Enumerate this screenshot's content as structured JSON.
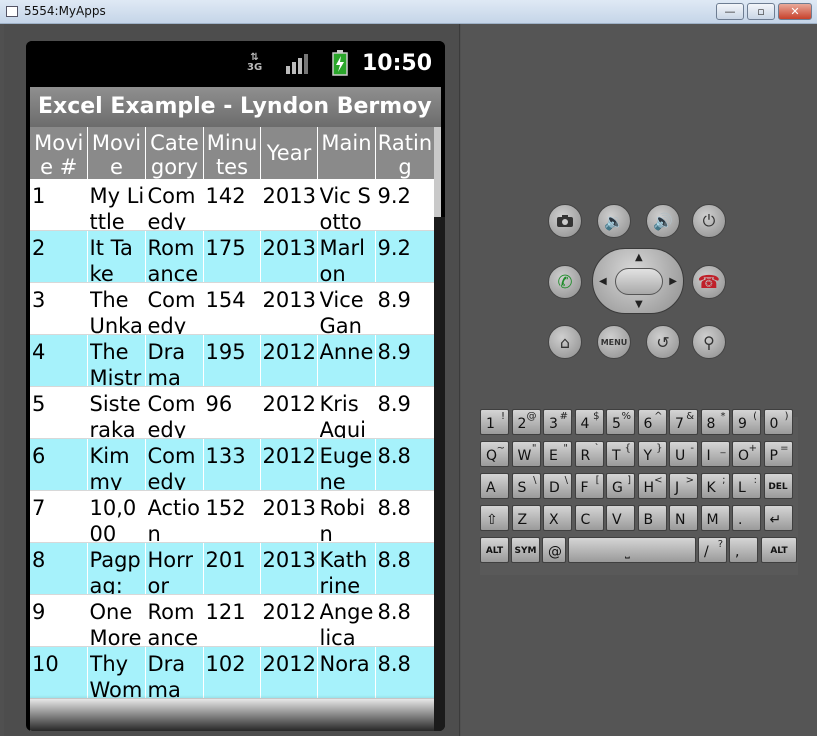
{
  "window": {
    "title": "5554:MyApps",
    "minimize": "—",
    "maximize": "▫",
    "close": "✕"
  },
  "status_bar": {
    "network": "3G",
    "time": "10:50"
  },
  "app": {
    "title": "Excel Example - Lyndon Bermoy"
  },
  "table": {
    "headers": [
      "Movie #",
      "Movie",
      "Category",
      "Minutes",
      "Year",
      "Main",
      "Rating"
    ],
    "header_visible": [
      "Movi e #",
      "Movi e",
      "Cate gory",
      "Minu tes",
      "Year",
      "Main",
      "Ratin g"
    ],
    "rows": [
      [
        "1",
        "My Little",
        "Comedy",
        "142",
        "2013",
        "Vic Sotto",
        "9.2"
      ],
      [
        "2",
        "It Take",
        "Romance",
        "175",
        "2013",
        "Marl on",
        "9.2"
      ],
      [
        "3",
        "The Unka",
        "Comedy",
        "154",
        "2013",
        "Vice Gand",
        "8.9"
      ],
      [
        "4",
        "The Mistr",
        "Drama",
        "195",
        "2012",
        "Anne",
        "8.9"
      ],
      [
        "5",
        "Siste raka",
        "Comedy",
        "96",
        "2012",
        "Kris Aqui",
        "8.9"
      ],
      [
        "6",
        "Kim my",
        "Comedy",
        "133",
        "2012",
        "Euge ne",
        "8.8"
      ],
      [
        "7",
        "10,0 00",
        "Action",
        "152",
        "2013",
        "Robi n",
        "8.8"
      ],
      [
        "8",
        "Pagp ag:",
        "Horror",
        "201",
        "2013",
        "Kath rine",
        "8.8"
      ],
      [
        "9",
        "One More",
        "Romance",
        "121",
        "2012",
        "Ange lica",
        "8.8"
      ],
      [
        "10",
        "Thy Womb",
        "Drama",
        "102",
        "2012",
        "Nora",
        "8.8"
      ]
    ]
  },
  "controls": {
    "camera_icon": "camera-icon",
    "volume_down_icon": "volume-down-icon",
    "volume_up_icon": "volume-up-icon",
    "power_icon": "power-icon",
    "call_icon": "call-icon",
    "end_call_icon": "end-call-icon",
    "home_icon": "home-icon",
    "menu_label": "MENU",
    "back_icon": "back-icon",
    "search_icon": "search-icon"
  },
  "keyboard": {
    "rows": [
      [
        [
          "1",
          "!"
        ],
        [
          "2",
          "@"
        ],
        [
          "3",
          "#"
        ],
        [
          "4",
          "$"
        ],
        [
          "5",
          "%"
        ],
        [
          "6",
          "^"
        ],
        [
          "7",
          "&"
        ],
        [
          "8",
          "*"
        ],
        [
          "9",
          "("
        ],
        [
          "0",
          ")"
        ]
      ],
      [
        [
          "Q",
          "~"
        ],
        [
          "W",
          "\""
        ],
        [
          "E",
          "\""
        ],
        [
          "R",
          "`"
        ],
        [
          "T",
          "{"
        ],
        [
          "Y",
          "}"
        ],
        [
          "U",
          "-"
        ],
        [
          "I",
          "_"
        ],
        [
          "O",
          "+"
        ],
        [
          "P",
          "="
        ]
      ],
      [
        [
          "A",
          ""
        ],
        [
          "S",
          "\\"
        ],
        [
          "D",
          "\\"
        ],
        [
          "F",
          "["
        ],
        [
          "G",
          "]"
        ],
        [
          "H",
          "<"
        ],
        [
          "J",
          ">"
        ],
        [
          "K",
          ";"
        ],
        [
          "L",
          ":"
        ],
        [
          "DEL",
          ""
        ]
      ],
      [
        [
          "⇧",
          ""
        ],
        [
          "Z",
          ""
        ],
        [
          "X",
          ""
        ],
        [
          "C",
          ""
        ],
        [
          "V",
          ""
        ],
        [
          "B",
          ""
        ],
        [
          "N",
          ""
        ],
        [
          "M",
          ""
        ],
        [
          ".",
          ""
        ],
        [
          "↵",
          ""
        ]
      ],
      [
        [
          "ALT",
          ""
        ],
        [
          "SYM",
          ""
        ],
        [
          "@",
          ""
        ],
        [
          "",
          ""
        ],
        [
          "/",
          "?"
        ],
        [
          ",",
          ""
        ],
        [
          "ALT",
          ""
        ]
      ]
    ]
  },
  "colors": {
    "row_alt": "#a6f2fb",
    "header_bg": "#8a8a8a",
    "appbar_bg": "#7d7d7d"
  }
}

WHAT YOU HAVE TO DO
Reproduce all of the data exactly; the pictures do not belong in the copy.

PROBLEM SOLUTION
Enumerate this screenshot's content as structured JSON.
{
  "window": {
    "title": "5554:MyApps",
    "minimize": "—",
    "maximize": "▫",
    "close": "✕"
  },
  "status_bar": {
    "network": "3G",
    "time": "10:50"
  },
  "app": {
    "title": "Excel Example - Lyndon Bermoy"
  },
  "table": {
    "headers": [
      "Movie #",
      "Movie",
      "Category",
      "Minutes",
      "Year",
      "Main",
      "Rating"
    ],
    "header_visible": [
      "Movi e #",
      "Movi e",
      "Cate gory",
      "Minu tes",
      "Year",
      "Main",
      "Ratin g"
    ],
    "rows": [
      [
        "1",
        "My Little",
        "Comedy",
        "142",
        "2013",
        "Vic Sotto",
        "9.2"
      ],
      [
        "2",
        "It Take",
        "Romance",
        "175",
        "2013",
        "Marl on",
        "9.2"
      ],
      [
        "3",
        "The Unka",
        "Comedy",
        "154",
        "2013",
        "Vice Gand",
        "8.9"
      ],
      [
        "4",
        "The Mistr",
        "Drama",
        "195",
        "2012",
        "Anne",
        "8.9"
      ],
      [
        "5",
        "Siste raka",
        "Comedy",
        "96",
        "2012",
        "Kris Aqui",
        "8.9"
      ],
      [
        "6",
        "Kim my",
        "Comedy",
        "133",
        "2012",
        "Euge ne",
        "8.8"
      ],
      [
        "7",
        "10,0 00",
        "Action",
        "152",
        "2013",
        "Robi n",
        "8.8"
      ],
      [
        "8",
        "Pagp ag:",
        "Horror",
        "201",
        "2013",
        "Kath rine",
        "8.8"
      ],
      [
        "9",
        "One More",
        "Romance",
        "121",
        "2012",
        "Ange lica",
        "8.8"
      ],
      [
        "10",
        "Thy Womb",
        "Drama",
        "102",
        "2012",
        "Nora",
        "8.8"
      ]
    ]
  },
  "controls": {
    "camera_icon": "camera-icon",
    "volume_down_icon": "volume-down-icon",
    "volume_up_icon": "volume-up-icon",
    "power_icon": "power-icon",
    "call_icon": "call-icon",
    "end_call_icon": "end-call-icon",
    "home_icon": "home-icon",
    "menu_label": "MENU",
    "back_icon": "back-icon",
    "search_icon": "search-icon"
  },
  "keyboard": {
    "rows": [
      [
        [
          "1",
          "!"
        ],
        [
          "2",
          "@"
        ],
        [
          "3",
          "#"
        ],
        [
          "4",
          "$"
        ],
        [
          "5",
          "%"
        ],
        [
          "6",
          "^"
        ],
        [
          "7",
          "&"
        ],
        [
          "8",
          "*"
        ],
        [
          "9",
          "("
        ],
        [
          "0",
          ")"
        ]
      ],
      [
        [
          "Q",
          "~"
        ],
        [
          "W",
          "\""
        ],
        [
          "E",
          "\""
        ],
        [
          "R",
          "`"
        ],
        [
          "T",
          "{"
        ],
        [
          "Y",
          "}"
        ],
        [
          "U",
          "-"
        ],
        [
          "I",
          "_"
        ],
        [
          "O",
          "+"
        ],
        [
          "P",
          "="
        ]
      ],
      [
        [
          "A",
          ""
        ],
        [
          "S",
          "\\"
        ],
        [
          "D",
          "\\"
        ],
        [
          "F",
          "["
        ],
        [
          "G",
          "]"
        ],
        [
          "H",
          "<"
        ],
        [
          "J",
          ">"
        ],
        [
          "K",
          ";"
        ],
        [
          "L",
          ":"
        ],
        [
          "DEL",
          ""
        ]
      ],
      [
        [
          "⇧",
          ""
        ],
        [
          "Z",
          ""
        ],
        [
          "X",
          ""
        ],
        [
          "C",
          ""
        ],
        [
          "V",
          ""
        ],
        [
          "B",
          ""
        ],
        [
          "N",
          ""
        ],
        [
          "M",
          ""
        ],
        [
          ".",
          ""
        ],
        [
          "↵",
          ""
        ]
      ],
      [
        [
          "ALT",
          ""
        ],
        [
          "SYM",
          ""
        ],
        [
          "@",
          ""
        ],
        [
          "",
          ""
        ],
        [
          "/",
          "?"
        ],
        [
          ",",
          ""
        ],
        [
          "ALT",
          ""
        ]
      ]
    ]
  },
  "colors": {
    "row_alt": "#a6f2fb",
    "header_bg": "#8a8a8a",
    "appbar_bg": "#7d7d7d"
  }
}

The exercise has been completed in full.